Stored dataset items
⁂
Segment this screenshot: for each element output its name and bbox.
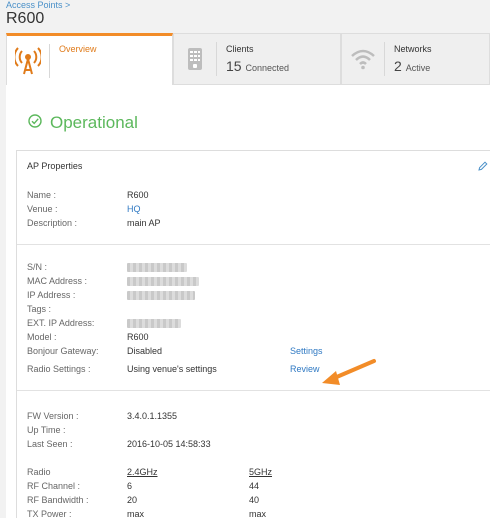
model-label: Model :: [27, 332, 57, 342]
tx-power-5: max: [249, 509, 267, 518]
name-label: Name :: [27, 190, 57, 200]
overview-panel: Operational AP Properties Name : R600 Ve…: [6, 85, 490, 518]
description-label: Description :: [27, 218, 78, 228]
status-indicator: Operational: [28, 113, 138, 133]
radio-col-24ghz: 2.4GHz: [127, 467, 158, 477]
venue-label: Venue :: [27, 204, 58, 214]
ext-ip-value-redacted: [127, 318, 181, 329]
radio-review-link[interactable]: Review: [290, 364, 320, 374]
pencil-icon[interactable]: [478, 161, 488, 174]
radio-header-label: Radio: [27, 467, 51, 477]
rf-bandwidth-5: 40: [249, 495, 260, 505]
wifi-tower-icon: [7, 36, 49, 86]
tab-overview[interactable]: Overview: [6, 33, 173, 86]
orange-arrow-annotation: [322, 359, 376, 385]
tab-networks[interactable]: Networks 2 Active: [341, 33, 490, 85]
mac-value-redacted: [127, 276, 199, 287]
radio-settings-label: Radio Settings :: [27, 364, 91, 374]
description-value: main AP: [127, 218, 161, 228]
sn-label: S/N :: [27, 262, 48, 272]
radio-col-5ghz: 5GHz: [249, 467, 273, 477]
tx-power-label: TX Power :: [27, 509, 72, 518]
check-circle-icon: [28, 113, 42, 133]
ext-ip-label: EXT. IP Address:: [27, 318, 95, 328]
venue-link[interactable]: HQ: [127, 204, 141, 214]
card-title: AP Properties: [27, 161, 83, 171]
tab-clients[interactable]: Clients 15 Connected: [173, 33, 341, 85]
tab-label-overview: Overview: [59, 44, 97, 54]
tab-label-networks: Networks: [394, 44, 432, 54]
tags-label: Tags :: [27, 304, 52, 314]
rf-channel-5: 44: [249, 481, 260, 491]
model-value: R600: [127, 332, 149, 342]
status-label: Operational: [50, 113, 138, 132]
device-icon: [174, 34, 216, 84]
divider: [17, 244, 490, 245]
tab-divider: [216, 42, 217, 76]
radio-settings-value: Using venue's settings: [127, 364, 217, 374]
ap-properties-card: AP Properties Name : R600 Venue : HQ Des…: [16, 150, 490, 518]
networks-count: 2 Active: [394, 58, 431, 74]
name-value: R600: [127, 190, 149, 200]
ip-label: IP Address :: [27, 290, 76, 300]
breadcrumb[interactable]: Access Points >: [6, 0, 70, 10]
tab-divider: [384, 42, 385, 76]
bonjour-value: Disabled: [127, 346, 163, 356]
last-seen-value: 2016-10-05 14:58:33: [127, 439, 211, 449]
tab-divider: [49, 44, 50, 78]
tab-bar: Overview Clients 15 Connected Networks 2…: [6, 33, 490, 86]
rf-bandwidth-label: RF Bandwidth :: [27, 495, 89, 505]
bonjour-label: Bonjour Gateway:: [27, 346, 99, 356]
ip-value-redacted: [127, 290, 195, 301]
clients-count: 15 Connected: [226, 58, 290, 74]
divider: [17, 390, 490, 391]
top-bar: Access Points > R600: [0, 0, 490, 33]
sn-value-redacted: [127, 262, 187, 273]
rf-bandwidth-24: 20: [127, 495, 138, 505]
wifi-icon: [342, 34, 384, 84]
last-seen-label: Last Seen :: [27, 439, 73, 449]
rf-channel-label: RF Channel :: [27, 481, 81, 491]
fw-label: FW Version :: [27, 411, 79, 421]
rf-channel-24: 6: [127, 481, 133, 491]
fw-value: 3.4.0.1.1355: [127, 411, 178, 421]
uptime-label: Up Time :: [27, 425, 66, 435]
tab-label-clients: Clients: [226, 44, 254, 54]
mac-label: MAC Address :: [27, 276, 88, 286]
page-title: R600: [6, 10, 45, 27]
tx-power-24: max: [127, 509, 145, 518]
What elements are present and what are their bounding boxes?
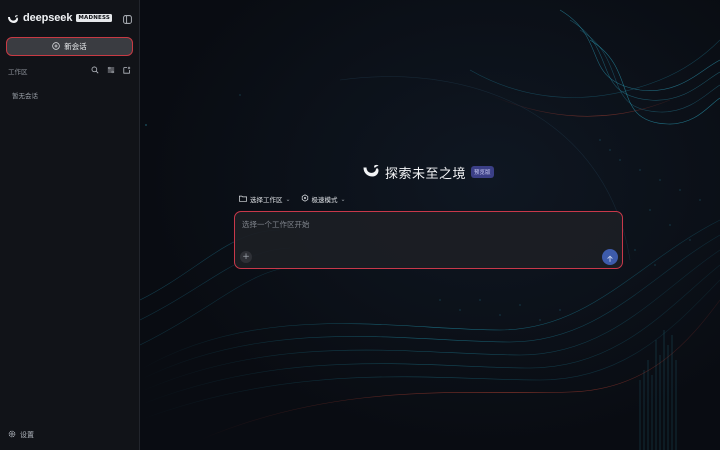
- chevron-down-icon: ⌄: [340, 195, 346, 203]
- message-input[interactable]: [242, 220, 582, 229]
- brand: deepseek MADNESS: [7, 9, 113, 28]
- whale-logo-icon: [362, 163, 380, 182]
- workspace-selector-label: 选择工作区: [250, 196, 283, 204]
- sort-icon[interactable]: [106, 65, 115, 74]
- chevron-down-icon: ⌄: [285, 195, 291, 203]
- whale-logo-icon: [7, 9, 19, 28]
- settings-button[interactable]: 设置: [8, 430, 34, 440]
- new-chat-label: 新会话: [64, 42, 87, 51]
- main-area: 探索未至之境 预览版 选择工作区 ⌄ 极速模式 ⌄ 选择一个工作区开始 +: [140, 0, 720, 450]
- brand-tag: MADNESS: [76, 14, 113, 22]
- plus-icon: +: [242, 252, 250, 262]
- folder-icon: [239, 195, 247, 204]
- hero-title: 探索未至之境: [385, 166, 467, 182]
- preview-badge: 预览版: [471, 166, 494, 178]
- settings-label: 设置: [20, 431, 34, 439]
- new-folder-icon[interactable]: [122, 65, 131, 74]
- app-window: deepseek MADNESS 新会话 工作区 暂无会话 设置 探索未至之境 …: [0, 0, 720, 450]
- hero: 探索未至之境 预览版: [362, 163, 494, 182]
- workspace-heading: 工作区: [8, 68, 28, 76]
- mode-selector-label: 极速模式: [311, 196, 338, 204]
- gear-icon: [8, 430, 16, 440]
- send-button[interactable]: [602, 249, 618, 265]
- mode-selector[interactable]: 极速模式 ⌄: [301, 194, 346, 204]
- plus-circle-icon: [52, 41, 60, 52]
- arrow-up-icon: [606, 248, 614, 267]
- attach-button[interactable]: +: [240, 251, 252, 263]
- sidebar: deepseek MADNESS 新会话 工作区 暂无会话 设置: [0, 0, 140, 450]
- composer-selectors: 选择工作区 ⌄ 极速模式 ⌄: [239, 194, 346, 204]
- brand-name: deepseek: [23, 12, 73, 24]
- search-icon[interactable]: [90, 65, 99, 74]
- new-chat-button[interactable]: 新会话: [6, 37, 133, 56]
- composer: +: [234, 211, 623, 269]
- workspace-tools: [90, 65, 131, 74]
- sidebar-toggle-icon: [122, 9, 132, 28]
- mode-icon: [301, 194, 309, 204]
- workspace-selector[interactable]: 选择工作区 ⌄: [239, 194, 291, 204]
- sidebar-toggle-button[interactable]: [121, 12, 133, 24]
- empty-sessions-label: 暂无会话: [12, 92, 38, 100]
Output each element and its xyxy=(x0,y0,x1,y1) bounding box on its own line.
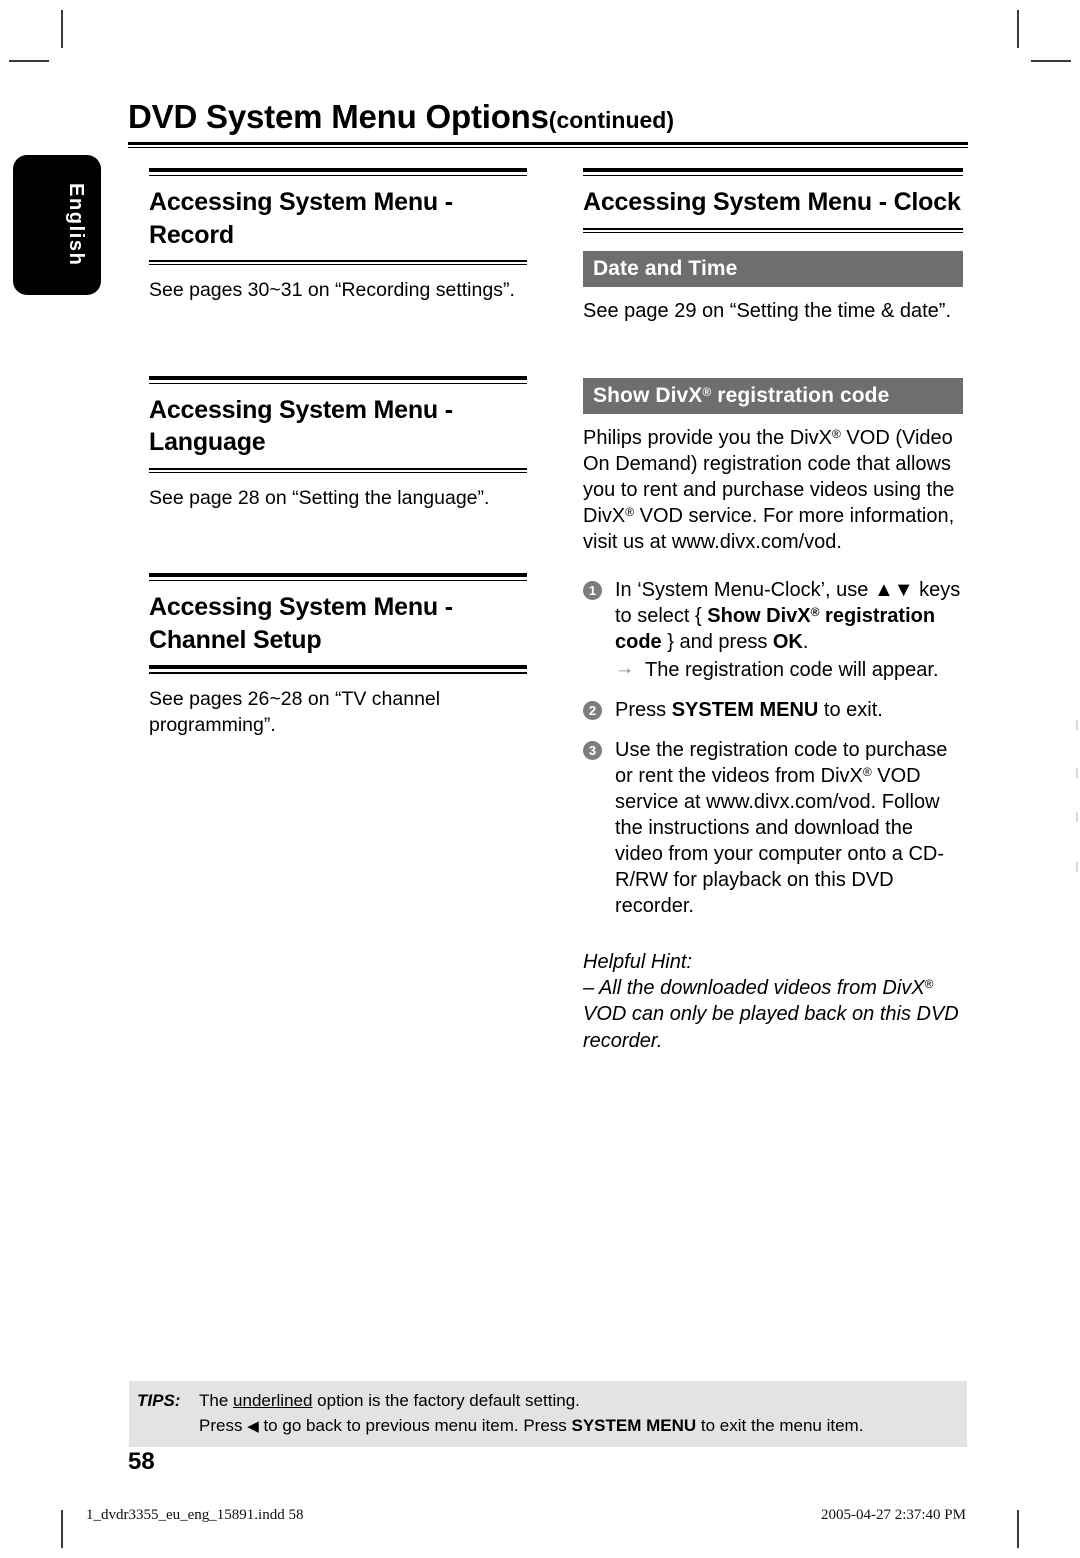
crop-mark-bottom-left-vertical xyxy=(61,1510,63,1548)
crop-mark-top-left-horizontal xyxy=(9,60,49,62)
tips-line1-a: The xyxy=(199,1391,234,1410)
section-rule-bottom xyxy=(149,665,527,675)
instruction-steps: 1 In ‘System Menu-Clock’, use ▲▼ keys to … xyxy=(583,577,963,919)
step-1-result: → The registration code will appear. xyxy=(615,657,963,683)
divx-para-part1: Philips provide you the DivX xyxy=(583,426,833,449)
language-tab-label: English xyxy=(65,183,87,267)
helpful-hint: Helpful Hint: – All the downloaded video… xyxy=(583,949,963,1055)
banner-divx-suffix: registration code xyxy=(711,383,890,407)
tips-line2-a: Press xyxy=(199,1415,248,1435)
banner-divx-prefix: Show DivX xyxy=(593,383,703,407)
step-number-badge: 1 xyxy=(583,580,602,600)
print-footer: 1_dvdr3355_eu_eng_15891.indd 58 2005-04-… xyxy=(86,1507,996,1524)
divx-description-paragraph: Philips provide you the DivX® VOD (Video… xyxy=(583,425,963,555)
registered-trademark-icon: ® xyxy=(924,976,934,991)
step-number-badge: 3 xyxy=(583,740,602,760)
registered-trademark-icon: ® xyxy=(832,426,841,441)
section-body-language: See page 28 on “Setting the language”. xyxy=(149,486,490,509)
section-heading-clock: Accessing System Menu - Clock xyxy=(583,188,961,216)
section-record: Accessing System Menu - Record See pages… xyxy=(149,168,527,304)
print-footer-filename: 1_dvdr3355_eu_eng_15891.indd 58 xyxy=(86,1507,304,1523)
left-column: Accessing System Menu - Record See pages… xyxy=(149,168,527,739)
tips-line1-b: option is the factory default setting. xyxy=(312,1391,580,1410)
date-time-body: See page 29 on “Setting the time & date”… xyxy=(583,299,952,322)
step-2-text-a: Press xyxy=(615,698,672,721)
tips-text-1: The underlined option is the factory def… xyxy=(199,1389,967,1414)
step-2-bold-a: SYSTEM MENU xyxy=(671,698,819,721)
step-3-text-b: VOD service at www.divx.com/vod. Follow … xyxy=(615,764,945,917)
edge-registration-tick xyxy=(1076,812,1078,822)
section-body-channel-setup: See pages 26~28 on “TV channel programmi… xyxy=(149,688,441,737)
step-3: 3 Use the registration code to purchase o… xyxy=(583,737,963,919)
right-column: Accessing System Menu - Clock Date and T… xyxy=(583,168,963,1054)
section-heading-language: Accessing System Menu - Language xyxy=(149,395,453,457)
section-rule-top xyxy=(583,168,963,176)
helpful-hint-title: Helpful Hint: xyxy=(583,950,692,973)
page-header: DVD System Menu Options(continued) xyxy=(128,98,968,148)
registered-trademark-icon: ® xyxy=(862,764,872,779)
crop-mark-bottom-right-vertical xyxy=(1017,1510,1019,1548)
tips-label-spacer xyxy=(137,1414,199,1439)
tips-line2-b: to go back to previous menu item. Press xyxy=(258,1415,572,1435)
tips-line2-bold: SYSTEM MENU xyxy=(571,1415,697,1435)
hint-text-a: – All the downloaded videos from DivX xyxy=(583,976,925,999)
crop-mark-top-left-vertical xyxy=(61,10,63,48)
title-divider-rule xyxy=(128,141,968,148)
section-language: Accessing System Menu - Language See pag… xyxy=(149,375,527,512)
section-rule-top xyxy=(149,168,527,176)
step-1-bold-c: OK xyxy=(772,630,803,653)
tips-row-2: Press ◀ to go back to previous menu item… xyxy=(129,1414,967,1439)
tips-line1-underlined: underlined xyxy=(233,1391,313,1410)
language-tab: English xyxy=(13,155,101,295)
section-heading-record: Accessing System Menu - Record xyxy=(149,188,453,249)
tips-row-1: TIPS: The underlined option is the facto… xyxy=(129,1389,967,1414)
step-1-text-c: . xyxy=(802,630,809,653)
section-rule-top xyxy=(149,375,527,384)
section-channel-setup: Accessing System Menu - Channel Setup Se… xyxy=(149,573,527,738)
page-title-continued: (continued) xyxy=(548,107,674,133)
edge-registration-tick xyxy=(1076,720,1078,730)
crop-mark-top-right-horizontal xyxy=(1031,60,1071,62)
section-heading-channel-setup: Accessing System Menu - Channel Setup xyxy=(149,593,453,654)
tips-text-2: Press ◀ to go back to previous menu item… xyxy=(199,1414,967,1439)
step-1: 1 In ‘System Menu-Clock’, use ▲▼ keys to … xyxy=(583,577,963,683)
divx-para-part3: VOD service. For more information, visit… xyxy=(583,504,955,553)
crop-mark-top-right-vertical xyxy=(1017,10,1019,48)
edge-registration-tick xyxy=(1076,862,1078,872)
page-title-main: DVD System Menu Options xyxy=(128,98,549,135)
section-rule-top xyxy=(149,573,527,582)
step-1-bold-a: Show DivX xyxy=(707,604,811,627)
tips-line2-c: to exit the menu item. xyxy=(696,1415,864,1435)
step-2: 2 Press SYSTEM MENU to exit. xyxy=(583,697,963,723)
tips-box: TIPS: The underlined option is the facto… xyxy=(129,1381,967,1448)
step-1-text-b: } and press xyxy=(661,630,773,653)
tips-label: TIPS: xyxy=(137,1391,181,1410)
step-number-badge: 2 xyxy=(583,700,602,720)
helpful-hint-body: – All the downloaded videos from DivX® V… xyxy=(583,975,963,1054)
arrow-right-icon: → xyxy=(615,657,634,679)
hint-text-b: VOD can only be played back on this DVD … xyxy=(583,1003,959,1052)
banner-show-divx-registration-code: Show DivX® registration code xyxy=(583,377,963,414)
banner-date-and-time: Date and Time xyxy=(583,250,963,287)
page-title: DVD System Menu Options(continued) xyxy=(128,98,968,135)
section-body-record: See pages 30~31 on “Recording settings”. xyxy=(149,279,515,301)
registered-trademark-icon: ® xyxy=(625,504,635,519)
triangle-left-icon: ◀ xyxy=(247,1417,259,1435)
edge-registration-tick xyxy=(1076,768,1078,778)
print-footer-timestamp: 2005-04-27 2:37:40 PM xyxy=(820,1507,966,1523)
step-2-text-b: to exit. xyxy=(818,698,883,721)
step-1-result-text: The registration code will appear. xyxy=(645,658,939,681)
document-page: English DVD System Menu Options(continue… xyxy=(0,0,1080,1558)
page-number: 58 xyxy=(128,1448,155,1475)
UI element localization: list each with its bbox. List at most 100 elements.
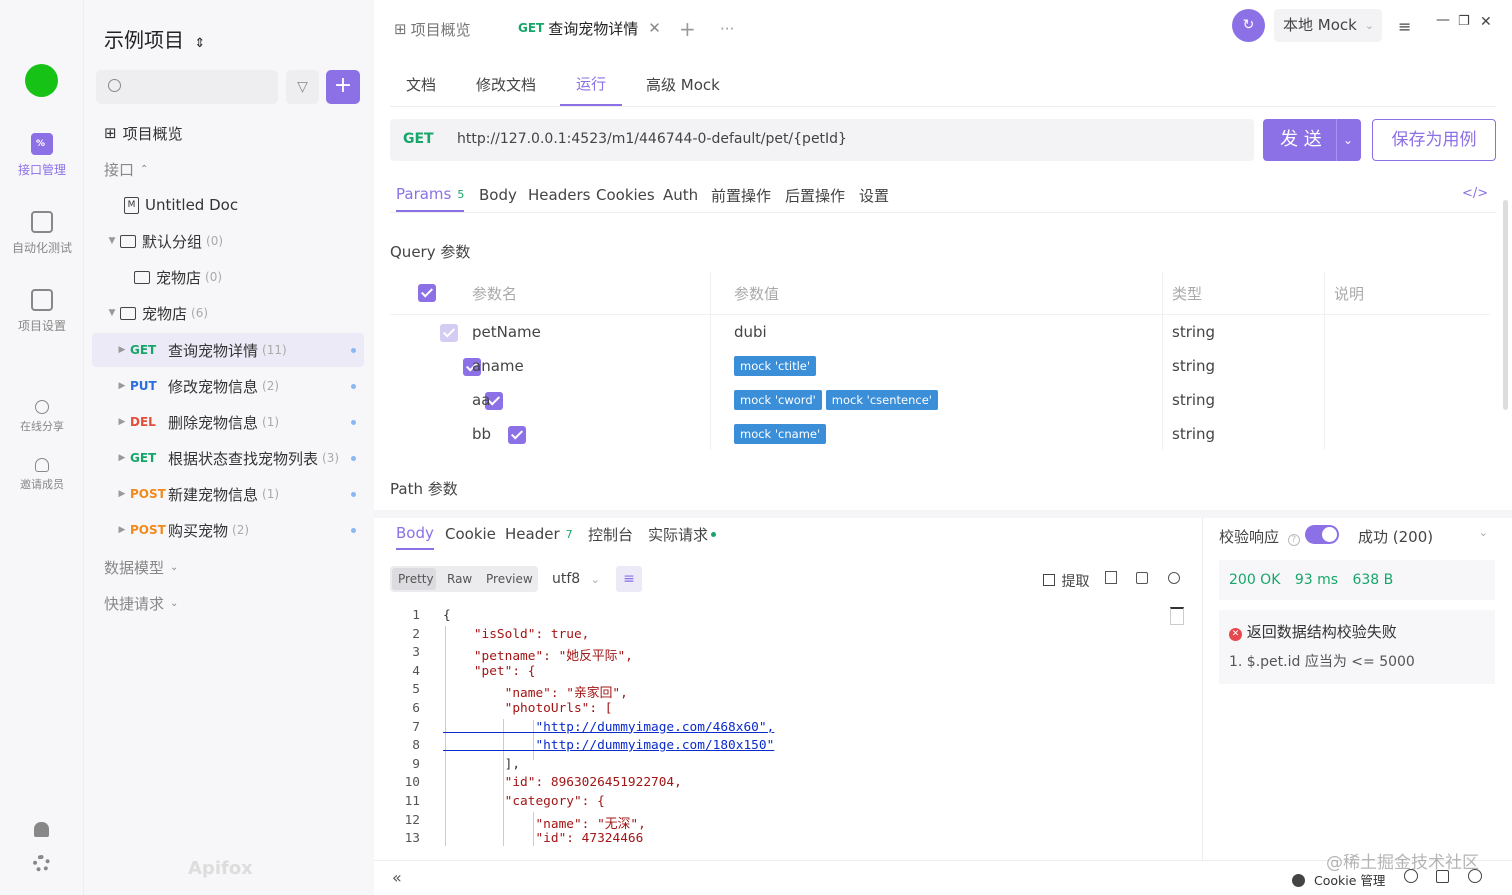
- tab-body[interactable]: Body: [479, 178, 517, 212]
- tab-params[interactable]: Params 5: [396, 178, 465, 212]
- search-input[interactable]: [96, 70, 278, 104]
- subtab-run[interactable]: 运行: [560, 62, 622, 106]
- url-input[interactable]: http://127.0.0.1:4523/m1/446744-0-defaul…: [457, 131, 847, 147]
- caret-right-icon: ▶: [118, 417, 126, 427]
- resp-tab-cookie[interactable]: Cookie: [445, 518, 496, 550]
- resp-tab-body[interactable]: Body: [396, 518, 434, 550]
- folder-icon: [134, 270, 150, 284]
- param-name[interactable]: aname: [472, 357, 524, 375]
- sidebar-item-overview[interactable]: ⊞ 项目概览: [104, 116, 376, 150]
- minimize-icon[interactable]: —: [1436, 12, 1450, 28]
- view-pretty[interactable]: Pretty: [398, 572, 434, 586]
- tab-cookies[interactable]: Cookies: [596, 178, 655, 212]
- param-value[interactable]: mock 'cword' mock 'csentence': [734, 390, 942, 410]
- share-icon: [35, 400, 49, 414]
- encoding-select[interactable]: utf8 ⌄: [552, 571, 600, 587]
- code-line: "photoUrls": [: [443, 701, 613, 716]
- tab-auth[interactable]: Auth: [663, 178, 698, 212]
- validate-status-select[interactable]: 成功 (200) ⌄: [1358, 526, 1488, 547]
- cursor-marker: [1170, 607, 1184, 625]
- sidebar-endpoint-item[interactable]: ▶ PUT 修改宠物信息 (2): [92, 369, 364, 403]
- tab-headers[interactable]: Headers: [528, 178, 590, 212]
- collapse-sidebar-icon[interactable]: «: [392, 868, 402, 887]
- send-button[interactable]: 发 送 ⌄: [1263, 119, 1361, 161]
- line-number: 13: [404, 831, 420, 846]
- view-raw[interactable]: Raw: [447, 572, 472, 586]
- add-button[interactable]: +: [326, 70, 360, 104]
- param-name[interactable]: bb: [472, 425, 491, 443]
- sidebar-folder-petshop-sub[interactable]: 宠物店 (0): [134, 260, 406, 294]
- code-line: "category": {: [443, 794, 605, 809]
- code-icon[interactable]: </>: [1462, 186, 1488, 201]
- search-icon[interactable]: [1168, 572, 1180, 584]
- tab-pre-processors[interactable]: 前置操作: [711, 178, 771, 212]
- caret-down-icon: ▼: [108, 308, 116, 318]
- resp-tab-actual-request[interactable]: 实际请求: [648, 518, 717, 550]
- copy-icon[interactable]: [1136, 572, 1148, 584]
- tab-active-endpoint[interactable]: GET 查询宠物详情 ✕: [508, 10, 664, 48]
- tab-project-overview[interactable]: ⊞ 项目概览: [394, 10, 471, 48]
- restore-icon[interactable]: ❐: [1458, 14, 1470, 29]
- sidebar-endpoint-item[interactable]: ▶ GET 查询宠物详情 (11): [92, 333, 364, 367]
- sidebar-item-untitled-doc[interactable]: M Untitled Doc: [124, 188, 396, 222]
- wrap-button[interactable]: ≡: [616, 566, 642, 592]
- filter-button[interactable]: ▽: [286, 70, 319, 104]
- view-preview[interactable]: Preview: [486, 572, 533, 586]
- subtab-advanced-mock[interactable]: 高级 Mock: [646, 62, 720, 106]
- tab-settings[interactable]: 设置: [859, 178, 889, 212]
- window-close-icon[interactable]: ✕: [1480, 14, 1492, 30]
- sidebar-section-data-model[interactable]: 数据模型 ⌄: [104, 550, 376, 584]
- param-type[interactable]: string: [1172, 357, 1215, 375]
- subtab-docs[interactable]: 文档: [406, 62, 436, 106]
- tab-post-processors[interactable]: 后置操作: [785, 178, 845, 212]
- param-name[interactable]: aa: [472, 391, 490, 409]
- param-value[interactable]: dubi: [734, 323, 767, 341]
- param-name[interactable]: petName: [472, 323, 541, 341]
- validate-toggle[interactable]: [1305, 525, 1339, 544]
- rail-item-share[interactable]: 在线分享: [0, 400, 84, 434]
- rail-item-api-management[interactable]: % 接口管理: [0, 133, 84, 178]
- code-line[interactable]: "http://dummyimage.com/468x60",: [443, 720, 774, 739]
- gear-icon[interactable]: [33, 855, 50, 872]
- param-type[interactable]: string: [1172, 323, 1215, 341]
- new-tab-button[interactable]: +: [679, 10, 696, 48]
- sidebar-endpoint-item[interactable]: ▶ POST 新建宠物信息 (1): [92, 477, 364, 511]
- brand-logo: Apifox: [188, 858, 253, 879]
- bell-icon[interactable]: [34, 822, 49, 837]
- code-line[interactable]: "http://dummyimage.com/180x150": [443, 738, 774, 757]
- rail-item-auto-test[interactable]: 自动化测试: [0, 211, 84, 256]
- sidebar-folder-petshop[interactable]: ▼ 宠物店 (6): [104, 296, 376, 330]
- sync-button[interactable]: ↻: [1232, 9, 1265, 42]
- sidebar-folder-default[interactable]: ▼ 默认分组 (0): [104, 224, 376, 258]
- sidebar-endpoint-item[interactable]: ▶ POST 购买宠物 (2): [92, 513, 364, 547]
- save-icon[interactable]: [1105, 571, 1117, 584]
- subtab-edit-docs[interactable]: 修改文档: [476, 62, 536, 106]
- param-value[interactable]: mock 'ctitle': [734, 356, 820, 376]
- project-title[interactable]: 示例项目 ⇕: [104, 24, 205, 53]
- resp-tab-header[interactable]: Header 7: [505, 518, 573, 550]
⁂
**Stated task**
Output the lines from the one containing "- tab-body[interactable]: Body: [479, 178, 517, 212]" through the one containing "- sidebar-folder-petshop-sub[interactable]: 宠物店", both included, reproducing each line without any change.

**Task solution**
- tab-body[interactable]: Body: [479, 178, 517, 212]
- tab-params[interactable]: Params 5: [396, 178, 465, 212]
- search-input[interactable]: [96, 70, 278, 104]
- subtab-run[interactable]: 运行: [560, 62, 622, 106]
- url-input[interactable]: http://127.0.0.1:4523/m1/446744-0-defaul…: [457, 131, 847, 147]
- caret-right-icon: ▶: [118, 417, 126, 427]
- resp-tab-cookie[interactable]: Cookie: [445, 518, 496, 550]
- resp-tab-body[interactable]: Body: [396, 518, 434, 550]
- folder-icon: [134, 270, 150, 284]
- param-name[interactable]: aname: [472, 357, 524, 375]
- sidebar-item-overview[interactable]: ⊞ 项目概览: [104, 116, 376, 150]
- minimize-icon[interactable]: —: [1436, 12, 1450, 28]
- view-pretty[interactable]: Pretty: [398, 572, 434, 586]
- tab-cookies[interactable]: Cookies: [596, 178, 655, 212]
- param-value[interactable]: mock 'cword' mock 'csentence': [734, 390, 942, 410]
- share-icon: [35, 400, 49, 414]
- encoding-select[interactable]: utf8 ⌄: [552, 571, 600, 587]
- code-line: "photoUrls": [: [443, 701, 613, 716]
- tab-auth[interactable]: Auth: [663, 178, 698, 212]
- validate-status-select[interactable]: 成功 (200) ⌄: [1358, 526, 1488, 547]
- cursor-marker: [1170, 607, 1184, 625]
- sidebar-endpoint-item[interactable]: ▶ PUT 修改宠物信息 (2): [92, 369, 364, 403]
- tab-headers[interactable]: Headers: [528, 178, 590, 212]
- collapse-sidebar-icon[interactable]: «: [392, 868, 402, 887]
- send-button[interactable]: 发 送 ⌄: [1263, 119, 1361, 161]
- line-number: 13: [404, 831, 420, 846]
- view-raw[interactable]: Raw: [447, 572, 472, 586]
- add-button[interactable]: +: [326, 70, 360, 104]
- param-name[interactable]: bb: [472, 425, 491, 443]
- sidebar-folder-petshop-sub[interactable]: 宠物店 (0): [134, 260, 406, 294]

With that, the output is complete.